Exactly how many lines have the word "title"? Answer with the bare number.

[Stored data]
▽

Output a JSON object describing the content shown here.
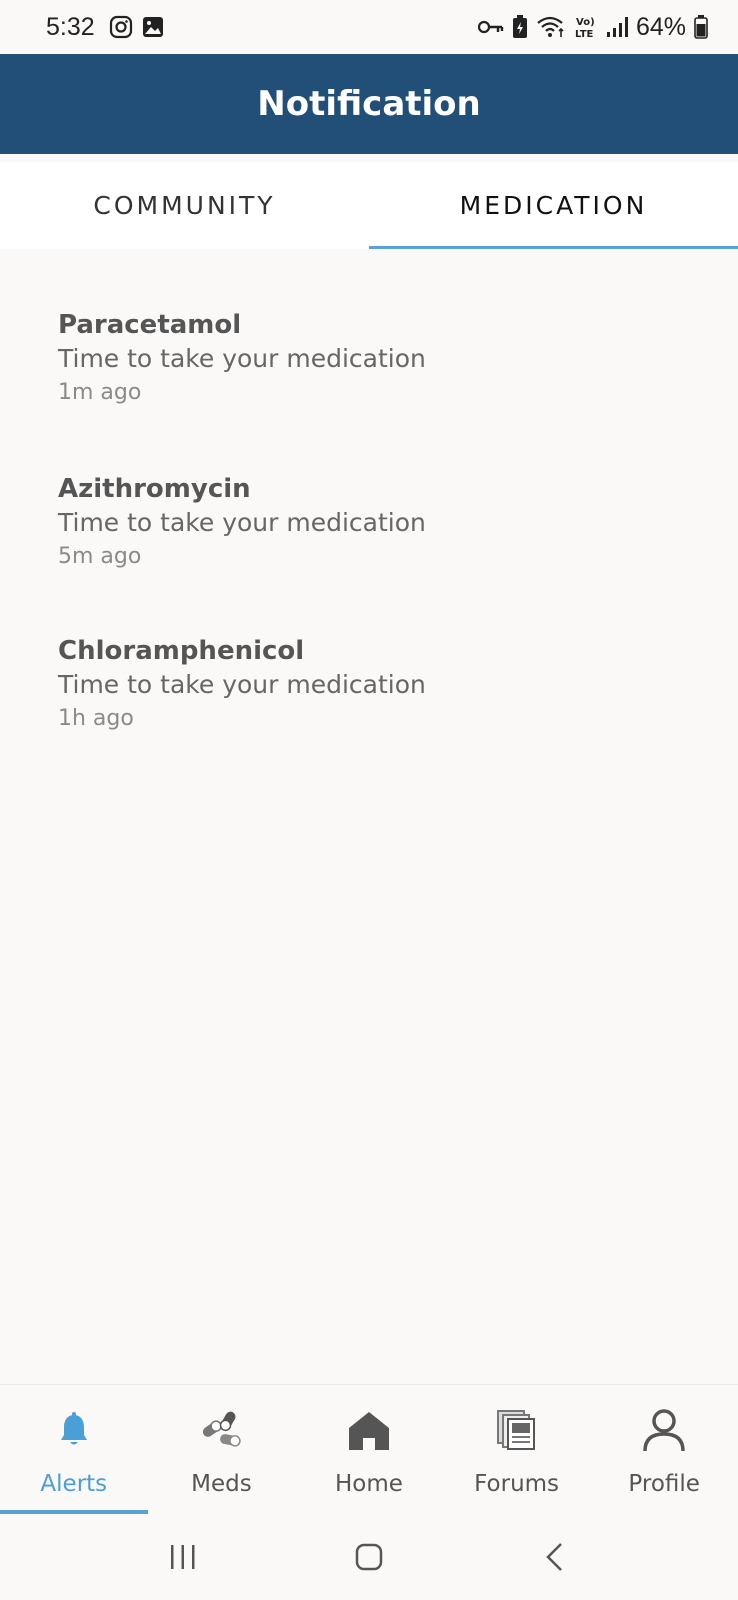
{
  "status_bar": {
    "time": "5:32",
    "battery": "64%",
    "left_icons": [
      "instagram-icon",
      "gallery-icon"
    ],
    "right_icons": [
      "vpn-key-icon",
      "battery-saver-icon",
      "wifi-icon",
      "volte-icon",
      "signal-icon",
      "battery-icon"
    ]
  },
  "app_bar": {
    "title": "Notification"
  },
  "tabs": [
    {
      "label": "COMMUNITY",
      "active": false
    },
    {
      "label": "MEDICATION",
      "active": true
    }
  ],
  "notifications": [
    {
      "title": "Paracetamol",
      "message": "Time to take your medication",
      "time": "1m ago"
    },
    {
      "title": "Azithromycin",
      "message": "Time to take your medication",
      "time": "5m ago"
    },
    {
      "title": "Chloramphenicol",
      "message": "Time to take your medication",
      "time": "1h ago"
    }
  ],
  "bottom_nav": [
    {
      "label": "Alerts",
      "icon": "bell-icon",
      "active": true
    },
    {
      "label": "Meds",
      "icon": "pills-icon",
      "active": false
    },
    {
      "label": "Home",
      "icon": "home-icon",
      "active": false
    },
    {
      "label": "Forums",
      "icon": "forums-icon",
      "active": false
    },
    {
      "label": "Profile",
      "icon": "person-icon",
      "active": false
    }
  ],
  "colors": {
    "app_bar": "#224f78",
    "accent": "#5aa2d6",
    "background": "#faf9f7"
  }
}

△

_Result for this exercise_. 4